* **WHAT YOU HAVE TO DO**:
Find the lines of data that contain the string "ketua", then list them.

Dataset records
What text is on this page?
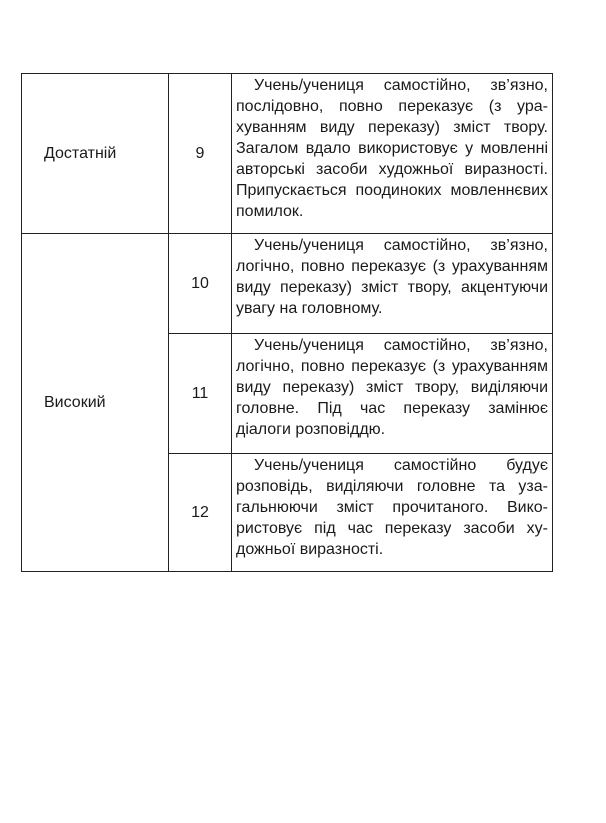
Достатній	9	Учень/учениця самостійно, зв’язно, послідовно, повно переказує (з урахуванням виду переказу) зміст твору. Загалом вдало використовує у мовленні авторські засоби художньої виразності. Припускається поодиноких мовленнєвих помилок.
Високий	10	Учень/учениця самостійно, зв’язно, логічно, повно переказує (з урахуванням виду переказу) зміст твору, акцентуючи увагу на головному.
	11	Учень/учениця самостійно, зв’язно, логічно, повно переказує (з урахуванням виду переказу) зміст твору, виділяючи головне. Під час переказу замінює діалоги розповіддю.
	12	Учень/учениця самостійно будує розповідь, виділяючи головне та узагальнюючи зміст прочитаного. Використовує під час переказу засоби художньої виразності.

==

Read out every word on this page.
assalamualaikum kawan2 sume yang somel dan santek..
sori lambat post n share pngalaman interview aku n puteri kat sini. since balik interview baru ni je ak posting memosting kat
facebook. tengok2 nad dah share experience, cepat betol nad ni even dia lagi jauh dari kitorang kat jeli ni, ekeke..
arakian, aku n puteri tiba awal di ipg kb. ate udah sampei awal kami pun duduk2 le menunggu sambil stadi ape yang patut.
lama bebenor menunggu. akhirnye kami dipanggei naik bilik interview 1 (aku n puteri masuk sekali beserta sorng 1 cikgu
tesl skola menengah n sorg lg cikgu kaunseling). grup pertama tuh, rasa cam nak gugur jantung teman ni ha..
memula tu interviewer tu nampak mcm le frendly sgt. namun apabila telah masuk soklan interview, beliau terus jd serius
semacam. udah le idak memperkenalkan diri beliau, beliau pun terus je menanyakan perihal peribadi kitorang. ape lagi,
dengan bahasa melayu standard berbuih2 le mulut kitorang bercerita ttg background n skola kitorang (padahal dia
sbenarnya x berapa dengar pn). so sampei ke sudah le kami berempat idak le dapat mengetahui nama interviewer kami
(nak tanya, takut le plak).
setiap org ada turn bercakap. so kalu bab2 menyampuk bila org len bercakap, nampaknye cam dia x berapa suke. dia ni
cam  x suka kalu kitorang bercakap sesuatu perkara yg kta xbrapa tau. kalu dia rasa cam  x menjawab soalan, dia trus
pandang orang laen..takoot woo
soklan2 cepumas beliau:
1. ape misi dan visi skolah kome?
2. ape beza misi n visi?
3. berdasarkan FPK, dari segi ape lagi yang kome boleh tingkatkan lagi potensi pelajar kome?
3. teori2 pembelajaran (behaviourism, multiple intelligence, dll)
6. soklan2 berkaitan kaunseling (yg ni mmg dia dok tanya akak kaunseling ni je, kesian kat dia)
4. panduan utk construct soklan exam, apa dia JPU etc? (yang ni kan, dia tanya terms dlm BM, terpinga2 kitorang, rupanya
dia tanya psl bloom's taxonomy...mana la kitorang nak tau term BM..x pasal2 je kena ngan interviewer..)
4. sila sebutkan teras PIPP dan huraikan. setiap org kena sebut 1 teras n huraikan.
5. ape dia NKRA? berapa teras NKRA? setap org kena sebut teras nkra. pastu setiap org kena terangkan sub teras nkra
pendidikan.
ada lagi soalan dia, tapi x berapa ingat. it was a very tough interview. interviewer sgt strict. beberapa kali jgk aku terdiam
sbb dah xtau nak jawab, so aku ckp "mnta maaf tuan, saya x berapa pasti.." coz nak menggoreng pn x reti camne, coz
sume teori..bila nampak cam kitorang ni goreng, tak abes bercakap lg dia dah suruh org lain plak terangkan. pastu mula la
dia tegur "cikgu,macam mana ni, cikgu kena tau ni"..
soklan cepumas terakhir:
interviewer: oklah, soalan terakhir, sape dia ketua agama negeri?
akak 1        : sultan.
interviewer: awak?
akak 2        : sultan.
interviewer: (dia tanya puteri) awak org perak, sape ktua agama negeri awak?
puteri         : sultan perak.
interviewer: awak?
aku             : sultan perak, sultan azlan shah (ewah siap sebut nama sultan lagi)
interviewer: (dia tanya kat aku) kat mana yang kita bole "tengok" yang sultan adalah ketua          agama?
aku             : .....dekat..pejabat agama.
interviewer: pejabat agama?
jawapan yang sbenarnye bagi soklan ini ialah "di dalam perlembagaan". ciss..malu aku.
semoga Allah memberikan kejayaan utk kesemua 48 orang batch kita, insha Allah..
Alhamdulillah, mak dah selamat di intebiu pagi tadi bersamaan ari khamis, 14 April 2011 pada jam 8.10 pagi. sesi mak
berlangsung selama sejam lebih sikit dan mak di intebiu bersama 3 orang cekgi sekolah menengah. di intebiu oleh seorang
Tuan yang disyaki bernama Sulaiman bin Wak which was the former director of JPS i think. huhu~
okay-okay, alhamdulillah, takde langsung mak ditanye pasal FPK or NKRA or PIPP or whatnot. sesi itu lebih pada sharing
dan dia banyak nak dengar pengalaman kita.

* **OUTPUT BELOW**:
interviewer: oklah, soalan terakhir, sape dia ketua agama negeri?
interviewer: (dia tanya kat aku) kat mana yang kita bole "tengok" yang sultan adalah ketua          agama?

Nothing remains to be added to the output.